[Stored entries]
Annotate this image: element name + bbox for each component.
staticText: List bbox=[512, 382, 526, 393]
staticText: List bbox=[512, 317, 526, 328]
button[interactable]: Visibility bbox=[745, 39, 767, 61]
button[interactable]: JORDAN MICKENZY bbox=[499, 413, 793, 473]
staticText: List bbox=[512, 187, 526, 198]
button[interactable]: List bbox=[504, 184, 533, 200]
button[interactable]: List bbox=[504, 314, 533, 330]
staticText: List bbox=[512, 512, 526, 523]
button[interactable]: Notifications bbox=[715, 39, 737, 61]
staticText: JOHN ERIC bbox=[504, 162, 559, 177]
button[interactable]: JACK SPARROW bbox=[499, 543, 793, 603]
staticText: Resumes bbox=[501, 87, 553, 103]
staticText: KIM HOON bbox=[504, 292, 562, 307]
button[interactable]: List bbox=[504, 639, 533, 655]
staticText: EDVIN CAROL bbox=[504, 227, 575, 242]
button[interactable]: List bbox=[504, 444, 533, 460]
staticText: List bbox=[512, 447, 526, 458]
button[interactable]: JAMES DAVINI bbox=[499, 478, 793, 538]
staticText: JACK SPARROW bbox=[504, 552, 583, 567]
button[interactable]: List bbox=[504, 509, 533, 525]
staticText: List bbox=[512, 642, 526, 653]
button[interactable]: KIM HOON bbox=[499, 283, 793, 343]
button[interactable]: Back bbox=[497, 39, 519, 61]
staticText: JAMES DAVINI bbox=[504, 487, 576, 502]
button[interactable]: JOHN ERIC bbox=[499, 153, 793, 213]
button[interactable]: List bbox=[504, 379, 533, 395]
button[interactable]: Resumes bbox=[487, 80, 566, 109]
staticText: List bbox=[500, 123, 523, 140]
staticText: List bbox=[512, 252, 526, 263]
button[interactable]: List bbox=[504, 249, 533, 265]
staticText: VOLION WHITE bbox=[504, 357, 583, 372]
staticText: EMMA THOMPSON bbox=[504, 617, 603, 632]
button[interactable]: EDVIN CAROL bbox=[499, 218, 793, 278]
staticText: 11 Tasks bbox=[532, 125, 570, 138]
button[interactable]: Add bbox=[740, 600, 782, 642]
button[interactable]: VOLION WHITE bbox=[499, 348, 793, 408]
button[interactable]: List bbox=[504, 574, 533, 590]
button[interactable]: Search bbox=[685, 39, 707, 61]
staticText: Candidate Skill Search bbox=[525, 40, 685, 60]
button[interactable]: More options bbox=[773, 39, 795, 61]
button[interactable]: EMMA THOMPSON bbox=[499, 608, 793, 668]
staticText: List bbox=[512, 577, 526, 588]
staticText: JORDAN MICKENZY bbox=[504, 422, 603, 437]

_DESCRIPTION OF THE TASK_
Show every line of the listing above that contains the string "CAROL", matching case.

_TASK OUTPUT_
staticText: EDVIN CAROL bbox=[504, 227, 575, 242]
button[interactable]: EDVIN CAROL bbox=[499, 218, 793, 278]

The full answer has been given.